## What is asked
Copy out every line of the data below word for word, leaving out the pictures.

## Records for processing
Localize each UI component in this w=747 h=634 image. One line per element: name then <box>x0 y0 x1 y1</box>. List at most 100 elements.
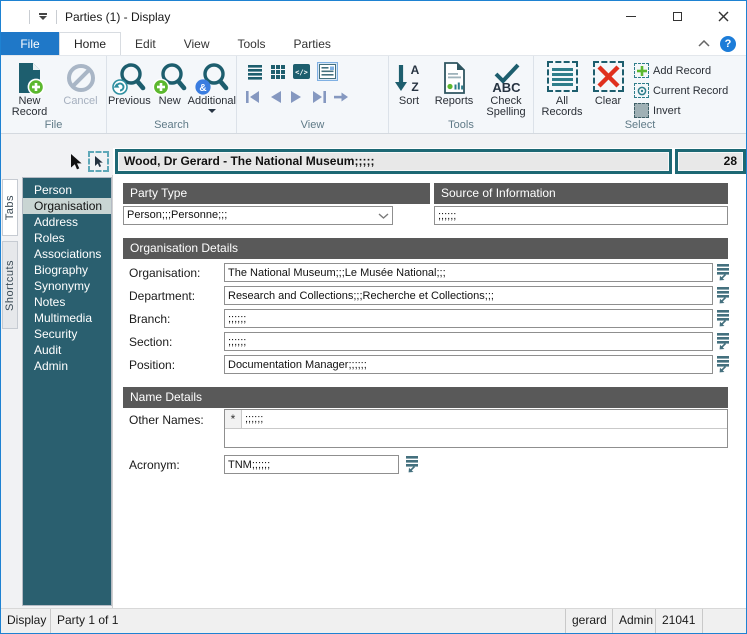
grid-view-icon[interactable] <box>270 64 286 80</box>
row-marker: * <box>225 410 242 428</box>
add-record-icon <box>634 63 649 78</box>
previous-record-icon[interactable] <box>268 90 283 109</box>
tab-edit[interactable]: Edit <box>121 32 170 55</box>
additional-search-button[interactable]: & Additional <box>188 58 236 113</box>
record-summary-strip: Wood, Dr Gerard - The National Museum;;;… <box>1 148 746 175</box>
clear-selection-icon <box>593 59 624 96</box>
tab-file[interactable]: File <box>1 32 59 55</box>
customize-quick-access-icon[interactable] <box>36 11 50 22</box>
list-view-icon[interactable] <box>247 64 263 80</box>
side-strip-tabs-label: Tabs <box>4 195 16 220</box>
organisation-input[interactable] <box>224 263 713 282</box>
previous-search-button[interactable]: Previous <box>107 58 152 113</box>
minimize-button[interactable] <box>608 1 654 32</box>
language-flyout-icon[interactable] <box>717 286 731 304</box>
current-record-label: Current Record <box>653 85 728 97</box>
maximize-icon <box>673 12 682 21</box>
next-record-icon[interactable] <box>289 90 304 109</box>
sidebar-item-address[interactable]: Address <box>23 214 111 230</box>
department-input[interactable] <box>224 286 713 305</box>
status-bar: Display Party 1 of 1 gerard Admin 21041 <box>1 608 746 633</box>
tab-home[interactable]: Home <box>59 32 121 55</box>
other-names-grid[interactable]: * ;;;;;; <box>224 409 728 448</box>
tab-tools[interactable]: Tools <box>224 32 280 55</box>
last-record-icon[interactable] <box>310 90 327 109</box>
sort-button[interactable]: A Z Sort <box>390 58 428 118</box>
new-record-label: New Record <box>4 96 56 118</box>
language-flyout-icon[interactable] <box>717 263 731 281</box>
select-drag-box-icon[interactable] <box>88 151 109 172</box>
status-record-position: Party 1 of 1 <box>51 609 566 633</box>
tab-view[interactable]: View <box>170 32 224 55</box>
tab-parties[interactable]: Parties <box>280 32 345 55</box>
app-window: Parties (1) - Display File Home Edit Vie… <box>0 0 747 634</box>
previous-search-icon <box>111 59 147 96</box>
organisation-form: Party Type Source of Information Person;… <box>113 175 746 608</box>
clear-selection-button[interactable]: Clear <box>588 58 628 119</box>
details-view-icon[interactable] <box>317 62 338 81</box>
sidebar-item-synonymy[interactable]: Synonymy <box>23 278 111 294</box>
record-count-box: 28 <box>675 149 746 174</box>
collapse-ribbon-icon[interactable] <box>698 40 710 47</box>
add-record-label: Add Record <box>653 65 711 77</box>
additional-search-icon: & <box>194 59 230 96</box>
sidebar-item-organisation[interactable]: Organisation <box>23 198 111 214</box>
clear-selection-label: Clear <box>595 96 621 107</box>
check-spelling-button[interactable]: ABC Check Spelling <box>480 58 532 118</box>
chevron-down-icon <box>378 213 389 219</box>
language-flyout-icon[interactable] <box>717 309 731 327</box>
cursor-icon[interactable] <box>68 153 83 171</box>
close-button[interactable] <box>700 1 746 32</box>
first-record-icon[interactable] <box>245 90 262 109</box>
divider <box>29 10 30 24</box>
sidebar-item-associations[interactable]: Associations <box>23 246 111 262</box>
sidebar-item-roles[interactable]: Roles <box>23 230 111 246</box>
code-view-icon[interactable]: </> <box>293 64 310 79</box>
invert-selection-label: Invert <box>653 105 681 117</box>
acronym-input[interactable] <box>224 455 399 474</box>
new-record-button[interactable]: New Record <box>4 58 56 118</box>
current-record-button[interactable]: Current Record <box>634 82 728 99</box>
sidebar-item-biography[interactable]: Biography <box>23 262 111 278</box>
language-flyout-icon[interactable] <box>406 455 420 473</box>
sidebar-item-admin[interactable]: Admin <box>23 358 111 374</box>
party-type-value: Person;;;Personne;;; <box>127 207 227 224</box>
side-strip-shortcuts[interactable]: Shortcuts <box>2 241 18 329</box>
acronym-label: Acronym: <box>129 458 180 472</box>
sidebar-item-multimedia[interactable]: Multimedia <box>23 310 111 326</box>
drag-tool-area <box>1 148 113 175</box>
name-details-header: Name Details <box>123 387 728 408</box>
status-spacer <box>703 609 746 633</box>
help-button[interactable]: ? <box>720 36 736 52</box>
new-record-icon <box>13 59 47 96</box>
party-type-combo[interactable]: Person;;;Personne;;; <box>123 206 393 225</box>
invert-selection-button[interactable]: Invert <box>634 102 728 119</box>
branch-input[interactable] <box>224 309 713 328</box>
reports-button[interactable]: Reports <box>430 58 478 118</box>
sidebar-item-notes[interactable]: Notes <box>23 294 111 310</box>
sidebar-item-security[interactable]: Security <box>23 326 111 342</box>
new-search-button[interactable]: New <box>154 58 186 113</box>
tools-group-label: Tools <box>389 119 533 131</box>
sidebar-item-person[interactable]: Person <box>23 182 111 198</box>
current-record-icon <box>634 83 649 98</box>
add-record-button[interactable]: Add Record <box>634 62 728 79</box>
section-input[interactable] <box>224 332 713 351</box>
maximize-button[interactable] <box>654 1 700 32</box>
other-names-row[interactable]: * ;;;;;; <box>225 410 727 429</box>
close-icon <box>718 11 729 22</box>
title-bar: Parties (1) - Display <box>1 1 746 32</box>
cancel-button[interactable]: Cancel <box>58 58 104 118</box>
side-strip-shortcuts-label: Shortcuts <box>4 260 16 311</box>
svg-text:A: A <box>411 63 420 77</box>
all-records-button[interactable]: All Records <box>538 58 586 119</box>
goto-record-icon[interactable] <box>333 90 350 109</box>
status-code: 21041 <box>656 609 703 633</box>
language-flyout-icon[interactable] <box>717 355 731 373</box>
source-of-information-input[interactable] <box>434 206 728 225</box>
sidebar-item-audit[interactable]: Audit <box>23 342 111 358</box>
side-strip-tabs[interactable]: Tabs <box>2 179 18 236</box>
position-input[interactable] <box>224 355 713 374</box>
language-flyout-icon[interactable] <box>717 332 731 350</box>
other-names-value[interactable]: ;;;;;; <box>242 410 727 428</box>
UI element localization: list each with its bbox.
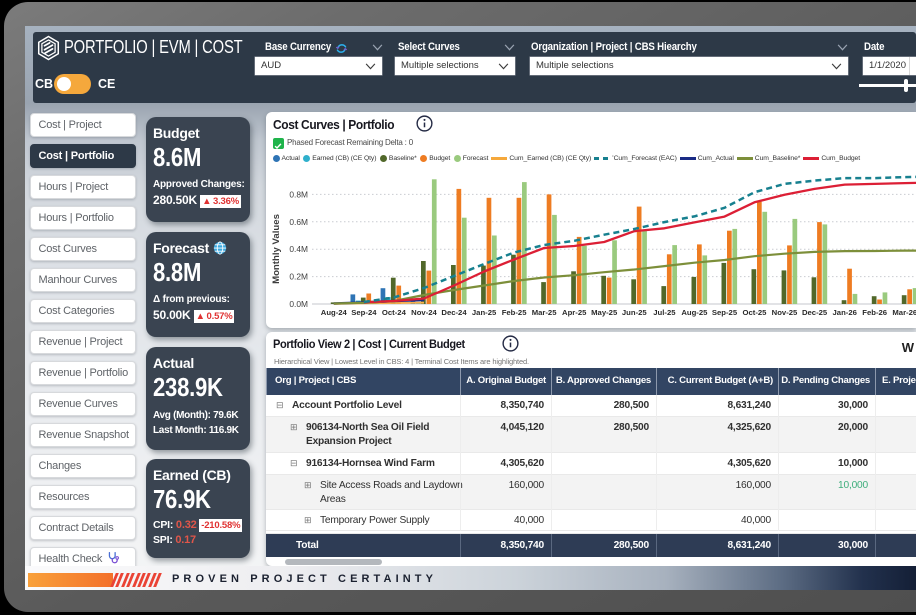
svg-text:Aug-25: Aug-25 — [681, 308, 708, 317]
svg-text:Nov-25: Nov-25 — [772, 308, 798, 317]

## Reply
Localize each UI component in this w=747 h=634 image. One line per element: name then <box>x0 y0 x1 y1</box>. List at most 100 elements.
grid-view-icon[interactable] <box>270 64 286 80</box>
row-marker: * <box>225 410 242 428</box>
add-record-icon <box>634 63 649 78</box>
previous-record-icon[interactable] <box>268 90 283 109</box>
tab-edit[interactable]: Edit <box>121 32 170 55</box>
additional-search-button[interactable]: & Additional <box>188 58 236 113</box>
record-summary-strip: Wood, Dr Gerard - The National Museum;;;… <box>1 148 746 175</box>
clear-selection-icon <box>593 59 624 96</box>
tab-file[interactable]: File <box>1 32 59 55</box>
customize-quick-access-icon[interactable] <box>36 11 50 22</box>
list-view-icon[interactable] <box>247 64 263 80</box>
side-strip-tabs-label: Tabs <box>4 195 16 220</box>
organisation-input[interactable] <box>224 263 713 282</box>
previous-search-button[interactable]: Previous <box>107 58 152 113</box>
minimize-button[interactable] <box>608 1 654 32</box>
language-flyout-icon[interactable] <box>717 286 731 304</box>
current-record-label: Current Record <box>653 85 728 97</box>
maximize-icon <box>673 12 682 21</box>
next-record-icon[interactable] <box>289 90 304 109</box>
sidebar-item-address[interactable]: Address <box>23 214 111 230</box>
department-input[interactable] <box>224 286 713 305</box>
status-bar: Display Party 1 of 1 gerard Admin 21041 <box>1 608 746 633</box>
tab-home[interactable]: Home <box>59 32 121 55</box>
other-names-grid[interactable]: * ;;;;;; <box>224 409 728 448</box>
tab-tools[interactable]: Tools <box>224 32 280 55</box>
last-record-icon[interactable] <box>310 90 327 109</box>
sort-button[interactable]: A Z Sort <box>390 58 428 118</box>
new-record-label: New Record <box>4 96 56 118</box>
language-flyout-icon[interactable] <box>717 263 731 281</box>
select-drag-box-icon[interactable] <box>88 151 109 172</box>
status-record-position: Party 1 of 1 <box>51 609 566 633</box>
tab-view[interactable]: View <box>170 32 224 55</box>
tab-parties[interactable]: Parties <box>280 32 345 55</box>
app-window: Parties (1) - Display File Home Edit Vie… <box>0 0 747 634</box>
previous-search-icon <box>111 59 147 96</box>
organisation-form: Party Type Source of Information Person;… <box>113 175 746 608</box>
clear-selection-button[interactable]: Clear <box>588 58 628 119</box>
details-view-icon[interactable] <box>317 62 338 81</box>
sidebar-item-synonymy[interactable]: Synonymy <box>23 278 111 294</box>
record-count-box: 28 <box>675 149 746 174</box>
collapse-ribbon-icon[interactable] <box>698 40 710 47</box>
add-record-label: Add Record <box>653 65 711 77</box>
additional-search-icon: & <box>194 59 230 96</box>
sidebar-item-organisation[interactable]: Organisation <box>23 198 111 214</box>
clear-selection-label: Clear <box>595 96 621 107</box>
check-spelling-button[interactable]: ABC Check Spelling <box>480 58 532 118</box>
chevron-down-icon <box>378 213 389 219</box>
language-flyout-icon[interactable] <box>717 309 731 327</box>
cursor-icon[interactable] <box>68 153 83 171</box>
close-button[interactable] <box>700 1 746 32</box>
first-record-icon[interactable] <box>245 90 262 109</box>
divider <box>29 10 30 24</box>
sidebar-item-associations[interactable]: Associations <box>23 246 111 262</box>
sidebar-item-roles[interactable]: Roles <box>23 230 111 246</box>
code-view-icon[interactable]: </> <box>293 64 310 79</box>
invert-selection-label: Invert <box>653 105 681 117</box>
acronym-input[interactable] <box>224 455 399 474</box>
new-record-button[interactable]: New Record <box>4 58 56 118</box>
current-record-button[interactable]: Current Record <box>634 82 728 99</box>
sidebar-item-biography[interactable]: Biography <box>23 262 111 278</box>
language-flyout-icon[interactable] <box>406 455 420 473</box>
sidebar-item-admin[interactable]: Admin <box>23 358 111 374</box>
party-type-value: Person;;;Personne;;; <box>127 207 227 224</box>
side-strip-shortcuts[interactable]: Shortcuts <box>2 241 18 329</box>
acronym-label: Acronym: <box>129 458 180 472</box>
sidebar-item-multimedia[interactable]: Multimedia <box>23 310 111 326</box>
drag-tool-area <box>1 148 113 175</box>
name-details-header: Name Details <box>123 387 728 408</box>
status-spacer <box>703 609 746 633</box>
help-button[interactable]: ? <box>720 36 736 52</box>
new-record-icon <box>13 59 47 96</box>
party-type-combo[interactable]: Person;;;Personne;;; <box>123 206 393 225</box>
invert-selection-button[interactable]: Invert <box>634 102 728 119</box>
branch-input[interactable] <box>224 309 713 328</box>
reports-button[interactable]: Reports <box>430 58 478 118</box>
sidebar-item-notes[interactable]: Notes <box>23 294 111 310</box>
sidebar-item-security[interactable]: Security <box>23 326 111 342</box>
new-search-button[interactable]: New <box>154 58 186 113</box>
tools-group-label: Tools <box>389 119 533 131</box>
sidebar-item-person[interactable]: Person <box>23 182 111 198</box>
current-record-icon <box>634 83 649 98</box>
add-record-button[interactable]: Add Record <box>634 62 728 79</box>
section-input[interactable] <box>224 332 713 351</box>
maximize-button[interactable] <box>654 1 700 32</box>
other-names-row[interactable]: * ;;;;;; <box>225 410 727 429</box>
close-icon <box>718 11 729 22</box>
title-bar: Parties (1) - Display <box>1 1 746 32</box>
cancel-button[interactable]: Cancel <box>58 58 104 118</box>
side-strip-shortcuts-label: Shortcuts <box>4 260 16 311</box>
svg-text:A: A <box>411 63 420 77</box>
all-records-button[interactable]: All Records <box>538 58 586 119</box>
goto-record-icon[interactable] <box>333 90 350 109</box>
status-code: 21041 <box>656 609 703 633</box>
language-flyout-icon[interactable] <box>717 355 731 373</box>
source-of-information-input[interactable] <box>434 206 728 225</box>
sidebar-item-audit[interactable]: Audit <box>23 342 111 358</box>
side-strip-tabs[interactable]: Tabs <box>2 179 18 236</box>
position-input[interactable] <box>224 355 713 374</box>
language-flyout-icon[interactable] <box>717 332 731 350</box>
other-names-value[interactable]: ;;;;;; <box>242 410 727 428</box>
UI element localization: list each with its bbox.
svg-text:Aug-25: Aug-25 — [681, 308, 708, 317]
svg-text:Nov-25: Nov-25 — [772, 308, 798, 317]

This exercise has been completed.